----- Data shown

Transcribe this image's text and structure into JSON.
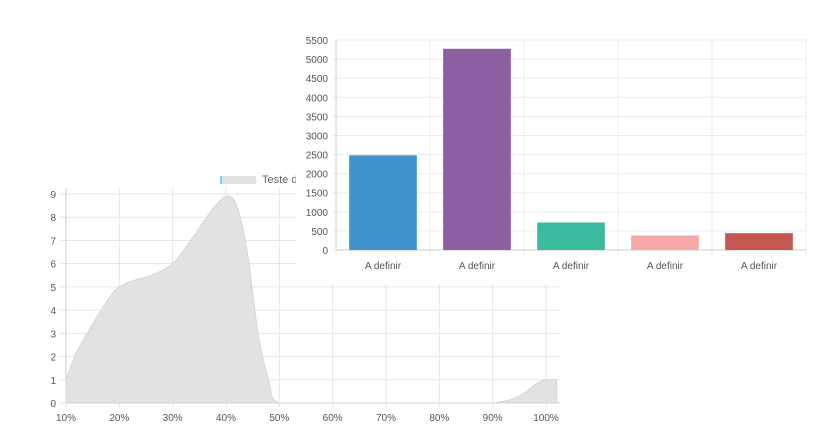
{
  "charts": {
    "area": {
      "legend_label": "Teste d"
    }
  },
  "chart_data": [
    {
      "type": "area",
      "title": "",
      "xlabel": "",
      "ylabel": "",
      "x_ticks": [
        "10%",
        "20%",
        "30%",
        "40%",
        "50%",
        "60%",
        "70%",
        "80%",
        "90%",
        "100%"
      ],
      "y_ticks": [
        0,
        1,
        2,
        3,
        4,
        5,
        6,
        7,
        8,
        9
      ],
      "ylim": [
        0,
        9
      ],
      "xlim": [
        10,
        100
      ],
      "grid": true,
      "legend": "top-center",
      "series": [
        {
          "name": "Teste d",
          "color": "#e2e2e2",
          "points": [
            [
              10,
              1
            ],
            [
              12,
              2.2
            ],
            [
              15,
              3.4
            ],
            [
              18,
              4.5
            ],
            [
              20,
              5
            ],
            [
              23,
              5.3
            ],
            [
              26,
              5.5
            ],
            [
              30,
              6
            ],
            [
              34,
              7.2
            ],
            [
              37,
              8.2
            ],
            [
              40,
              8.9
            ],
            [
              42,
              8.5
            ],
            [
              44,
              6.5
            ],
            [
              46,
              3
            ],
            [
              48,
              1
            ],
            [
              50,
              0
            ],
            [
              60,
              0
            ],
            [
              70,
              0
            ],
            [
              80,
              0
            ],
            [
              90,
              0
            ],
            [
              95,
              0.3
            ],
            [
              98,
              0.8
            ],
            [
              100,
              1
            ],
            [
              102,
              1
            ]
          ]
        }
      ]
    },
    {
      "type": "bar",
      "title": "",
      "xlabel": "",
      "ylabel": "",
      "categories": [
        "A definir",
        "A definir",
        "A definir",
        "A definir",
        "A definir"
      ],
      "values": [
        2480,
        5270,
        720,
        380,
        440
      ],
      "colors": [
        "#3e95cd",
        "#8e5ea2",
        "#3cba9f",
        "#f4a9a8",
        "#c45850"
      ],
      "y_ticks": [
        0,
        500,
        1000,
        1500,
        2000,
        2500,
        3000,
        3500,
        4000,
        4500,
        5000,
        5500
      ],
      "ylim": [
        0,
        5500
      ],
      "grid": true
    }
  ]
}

----------

■ **Stated problem**
Word for word, quote the full listing, omitting every picture.

■ **Written response**
Transcribe this image's text and structure into JSON.
{
  "charts": {
    "area": {
      "legend_label": "Teste d"
    }
  },
  "chart_data": [
    {
      "type": "area",
      "title": "",
      "xlabel": "",
      "ylabel": "",
      "x_ticks": [
        "10%",
        "20%",
        "30%",
        "40%",
        "50%",
        "60%",
        "70%",
        "80%",
        "90%",
        "100%"
      ],
      "y_ticks": [
        0,
        1,
        2,
        3,
        4,
        5,
        6,
        7,
        8,
        9
      ],
      "ylim": [
        0,
        9
      ],
      "xlim": [
        10,
        100
      ],
      "grid": true,
      "legend": "top-center",
      "series": [
        {
          "name": "Teste d",
          "color": "#e2e2e2",
          "points": [
            [
              10,
              1
            ],
            [
              12,
              2.2
            ],
            [
              15,
              3.4
            ],
            [
              18,
              4.5
            ],
            [
              20,
              5
            ],
            [
              23,
              5.3
            ],
            [
              26,
              5.5
            ],
            [
              30,
              6
            ],
            [
              34,
              7.2
            ],
            [
              37,
              8.2
            ],
            [
              40,
              8.9
            ],
            [
              42,
              8.5
            ],
            [
              44,
              6.5
            ],
            [
              46,
              3
            ],
            [
              48,
              1
            ],
            [
              50,
              0
            ],
            [
              60,
              0
            ],
            [
              70,
              0
            ],
            [
              80,
              0
            ],
            [
              90,
              0
            ],
            [
              95,
              0.3
            ],
            [
              98,
              0.8
            ],
            [
              100,
              1
            ],
            [
              102,
              1
            ]
          ]
        }
      ]
    },
    {
      "type": "bar",
      "title": "",
      "xlabel": "",
      "ylabel": "",
      "categories": [
        "A definir",
        "A definir",
        "A definir",
        "A definir",
        "A definir"
      ],
      "values": [
        2480,
        5270,
        720,
        380,
        440
      ],
      "colors": [
        "#3e95cd",
        "#8e5ea2",
        "#3cba9f",
        "#f4a9a8",
        "#c45850"
      ],
      "y_ticks": [
        0,
        500,
        1000,
        1500,
        2000,
        2500,
        3000,
        3500,
        4000,
        4500,
        5000,
        5500
      ],
      "ylim": [
        0,
        5500
      ],
      "grid": true
    }
  ]
}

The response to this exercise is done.